TASK PROMPT - Determine the number of lines that contain the word "Anda", then state that number and nothing more.

============

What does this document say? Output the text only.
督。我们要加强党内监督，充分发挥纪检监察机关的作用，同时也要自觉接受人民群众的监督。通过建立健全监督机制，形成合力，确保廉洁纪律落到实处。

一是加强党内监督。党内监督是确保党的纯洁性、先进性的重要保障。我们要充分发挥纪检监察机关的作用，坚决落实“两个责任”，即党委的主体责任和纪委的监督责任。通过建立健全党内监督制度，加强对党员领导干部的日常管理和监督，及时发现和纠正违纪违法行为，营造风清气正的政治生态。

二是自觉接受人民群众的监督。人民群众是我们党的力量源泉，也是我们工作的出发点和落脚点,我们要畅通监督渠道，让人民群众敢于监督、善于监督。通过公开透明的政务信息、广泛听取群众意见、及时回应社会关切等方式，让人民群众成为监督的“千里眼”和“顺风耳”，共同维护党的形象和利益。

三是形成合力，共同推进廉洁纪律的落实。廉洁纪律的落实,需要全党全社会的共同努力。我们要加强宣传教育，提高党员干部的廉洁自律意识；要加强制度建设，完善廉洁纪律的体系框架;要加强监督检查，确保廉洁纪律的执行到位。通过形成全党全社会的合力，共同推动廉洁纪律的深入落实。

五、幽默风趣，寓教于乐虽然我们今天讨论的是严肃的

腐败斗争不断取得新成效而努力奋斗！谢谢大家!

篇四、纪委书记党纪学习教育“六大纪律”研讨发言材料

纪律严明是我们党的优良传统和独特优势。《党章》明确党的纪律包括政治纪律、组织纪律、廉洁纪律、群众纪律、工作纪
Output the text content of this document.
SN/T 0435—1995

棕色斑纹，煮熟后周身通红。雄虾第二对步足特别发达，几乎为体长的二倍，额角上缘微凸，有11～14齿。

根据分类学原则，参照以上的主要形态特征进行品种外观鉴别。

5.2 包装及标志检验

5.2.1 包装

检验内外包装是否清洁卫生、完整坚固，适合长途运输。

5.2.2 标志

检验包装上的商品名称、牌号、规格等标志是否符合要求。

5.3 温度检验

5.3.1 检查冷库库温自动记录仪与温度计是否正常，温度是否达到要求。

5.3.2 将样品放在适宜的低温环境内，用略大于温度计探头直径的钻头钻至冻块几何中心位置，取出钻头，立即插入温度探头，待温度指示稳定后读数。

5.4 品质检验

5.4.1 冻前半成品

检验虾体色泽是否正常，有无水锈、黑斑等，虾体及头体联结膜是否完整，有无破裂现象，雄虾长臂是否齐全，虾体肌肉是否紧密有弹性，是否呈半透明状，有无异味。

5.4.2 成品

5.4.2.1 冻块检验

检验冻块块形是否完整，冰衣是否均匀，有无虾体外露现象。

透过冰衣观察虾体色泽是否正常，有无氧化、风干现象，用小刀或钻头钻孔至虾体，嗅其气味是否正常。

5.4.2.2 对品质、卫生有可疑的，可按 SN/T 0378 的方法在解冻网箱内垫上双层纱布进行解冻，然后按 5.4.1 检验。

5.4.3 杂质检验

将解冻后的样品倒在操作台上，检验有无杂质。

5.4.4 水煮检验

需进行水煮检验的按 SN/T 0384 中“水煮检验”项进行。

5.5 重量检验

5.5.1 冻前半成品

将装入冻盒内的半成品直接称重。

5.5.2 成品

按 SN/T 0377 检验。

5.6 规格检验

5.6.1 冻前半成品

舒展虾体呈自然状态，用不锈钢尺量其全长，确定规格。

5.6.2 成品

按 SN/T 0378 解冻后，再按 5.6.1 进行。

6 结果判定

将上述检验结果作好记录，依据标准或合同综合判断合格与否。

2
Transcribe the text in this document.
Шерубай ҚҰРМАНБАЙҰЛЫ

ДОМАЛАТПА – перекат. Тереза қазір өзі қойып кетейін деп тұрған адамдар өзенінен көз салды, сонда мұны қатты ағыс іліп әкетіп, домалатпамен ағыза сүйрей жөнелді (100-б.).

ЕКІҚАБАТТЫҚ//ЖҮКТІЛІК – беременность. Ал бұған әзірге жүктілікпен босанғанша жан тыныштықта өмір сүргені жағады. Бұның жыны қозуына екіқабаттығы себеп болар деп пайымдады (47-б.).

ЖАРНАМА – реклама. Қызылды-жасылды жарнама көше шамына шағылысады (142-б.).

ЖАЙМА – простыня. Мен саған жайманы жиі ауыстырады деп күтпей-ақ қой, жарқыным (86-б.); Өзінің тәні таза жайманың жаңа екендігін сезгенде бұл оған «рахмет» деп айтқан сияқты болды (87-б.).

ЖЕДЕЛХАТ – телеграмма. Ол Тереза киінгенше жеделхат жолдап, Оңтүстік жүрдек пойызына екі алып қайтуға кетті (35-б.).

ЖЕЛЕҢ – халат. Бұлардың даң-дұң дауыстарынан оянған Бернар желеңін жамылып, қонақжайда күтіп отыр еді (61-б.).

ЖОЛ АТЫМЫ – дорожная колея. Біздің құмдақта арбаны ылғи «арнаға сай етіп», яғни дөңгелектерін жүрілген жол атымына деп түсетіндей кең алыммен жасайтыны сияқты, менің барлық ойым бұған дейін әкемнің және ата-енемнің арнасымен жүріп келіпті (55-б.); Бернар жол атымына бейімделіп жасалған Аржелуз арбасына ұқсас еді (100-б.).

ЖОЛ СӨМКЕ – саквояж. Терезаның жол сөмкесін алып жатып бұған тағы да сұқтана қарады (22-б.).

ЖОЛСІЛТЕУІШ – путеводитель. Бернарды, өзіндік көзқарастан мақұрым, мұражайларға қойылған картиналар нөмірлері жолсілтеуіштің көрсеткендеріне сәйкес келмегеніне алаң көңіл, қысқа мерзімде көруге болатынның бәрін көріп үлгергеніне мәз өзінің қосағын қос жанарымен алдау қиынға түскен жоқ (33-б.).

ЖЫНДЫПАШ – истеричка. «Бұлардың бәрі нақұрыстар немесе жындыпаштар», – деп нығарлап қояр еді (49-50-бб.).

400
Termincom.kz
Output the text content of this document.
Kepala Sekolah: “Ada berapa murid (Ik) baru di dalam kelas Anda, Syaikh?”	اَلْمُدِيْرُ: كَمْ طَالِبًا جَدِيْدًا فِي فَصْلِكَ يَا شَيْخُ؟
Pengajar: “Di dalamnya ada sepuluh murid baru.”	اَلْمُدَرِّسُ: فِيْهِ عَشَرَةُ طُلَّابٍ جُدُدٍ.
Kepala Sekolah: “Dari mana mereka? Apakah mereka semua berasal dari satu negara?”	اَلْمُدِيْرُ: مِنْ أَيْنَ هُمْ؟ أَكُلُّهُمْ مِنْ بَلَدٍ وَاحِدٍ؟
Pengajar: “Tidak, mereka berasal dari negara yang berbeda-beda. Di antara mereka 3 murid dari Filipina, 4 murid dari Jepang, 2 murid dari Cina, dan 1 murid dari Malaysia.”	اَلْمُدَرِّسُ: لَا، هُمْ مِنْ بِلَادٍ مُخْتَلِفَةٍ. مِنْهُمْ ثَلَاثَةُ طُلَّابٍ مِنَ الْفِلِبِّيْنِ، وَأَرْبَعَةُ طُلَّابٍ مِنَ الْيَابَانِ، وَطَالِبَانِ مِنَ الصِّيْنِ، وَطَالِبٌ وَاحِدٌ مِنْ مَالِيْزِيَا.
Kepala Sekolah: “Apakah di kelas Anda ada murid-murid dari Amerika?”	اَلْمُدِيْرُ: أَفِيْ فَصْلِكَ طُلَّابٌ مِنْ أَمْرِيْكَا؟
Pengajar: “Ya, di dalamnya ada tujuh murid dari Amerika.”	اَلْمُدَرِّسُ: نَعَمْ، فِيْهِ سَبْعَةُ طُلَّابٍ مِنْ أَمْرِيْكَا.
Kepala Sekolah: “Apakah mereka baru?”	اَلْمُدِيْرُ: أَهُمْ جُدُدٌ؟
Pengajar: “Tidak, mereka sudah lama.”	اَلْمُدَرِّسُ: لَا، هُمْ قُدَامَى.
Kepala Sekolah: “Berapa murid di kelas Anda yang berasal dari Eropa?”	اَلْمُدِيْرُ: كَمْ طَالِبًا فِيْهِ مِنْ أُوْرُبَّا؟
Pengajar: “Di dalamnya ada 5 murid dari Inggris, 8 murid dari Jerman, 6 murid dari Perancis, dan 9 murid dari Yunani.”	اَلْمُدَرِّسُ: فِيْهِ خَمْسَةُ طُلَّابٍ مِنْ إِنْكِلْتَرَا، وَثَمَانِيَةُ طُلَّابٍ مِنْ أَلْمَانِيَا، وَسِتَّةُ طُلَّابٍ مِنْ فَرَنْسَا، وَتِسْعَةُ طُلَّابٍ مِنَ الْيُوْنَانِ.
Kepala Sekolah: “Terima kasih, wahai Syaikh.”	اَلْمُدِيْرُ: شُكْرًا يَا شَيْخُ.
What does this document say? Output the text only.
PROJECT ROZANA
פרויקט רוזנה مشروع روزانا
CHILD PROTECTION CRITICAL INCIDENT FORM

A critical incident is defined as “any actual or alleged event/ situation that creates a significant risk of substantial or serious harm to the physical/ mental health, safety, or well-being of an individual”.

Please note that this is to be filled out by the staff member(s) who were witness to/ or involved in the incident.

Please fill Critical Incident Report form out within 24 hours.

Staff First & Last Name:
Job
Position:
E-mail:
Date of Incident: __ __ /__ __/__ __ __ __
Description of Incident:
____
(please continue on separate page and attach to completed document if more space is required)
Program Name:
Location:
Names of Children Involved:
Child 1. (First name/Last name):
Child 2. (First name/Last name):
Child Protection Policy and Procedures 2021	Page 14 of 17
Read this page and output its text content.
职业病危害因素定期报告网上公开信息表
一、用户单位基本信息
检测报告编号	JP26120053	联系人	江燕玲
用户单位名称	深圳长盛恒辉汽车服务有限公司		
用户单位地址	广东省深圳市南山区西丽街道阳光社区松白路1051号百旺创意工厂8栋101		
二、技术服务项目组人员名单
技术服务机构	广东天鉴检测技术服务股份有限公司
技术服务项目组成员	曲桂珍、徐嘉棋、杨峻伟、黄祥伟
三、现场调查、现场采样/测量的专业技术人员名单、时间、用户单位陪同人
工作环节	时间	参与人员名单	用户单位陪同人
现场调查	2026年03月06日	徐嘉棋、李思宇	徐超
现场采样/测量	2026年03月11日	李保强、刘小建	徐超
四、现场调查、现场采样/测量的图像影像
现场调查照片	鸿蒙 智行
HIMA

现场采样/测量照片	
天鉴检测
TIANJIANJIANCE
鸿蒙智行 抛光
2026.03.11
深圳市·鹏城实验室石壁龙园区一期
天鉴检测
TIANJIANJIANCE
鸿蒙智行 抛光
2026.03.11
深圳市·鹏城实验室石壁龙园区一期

============

FINISHED TASK - 3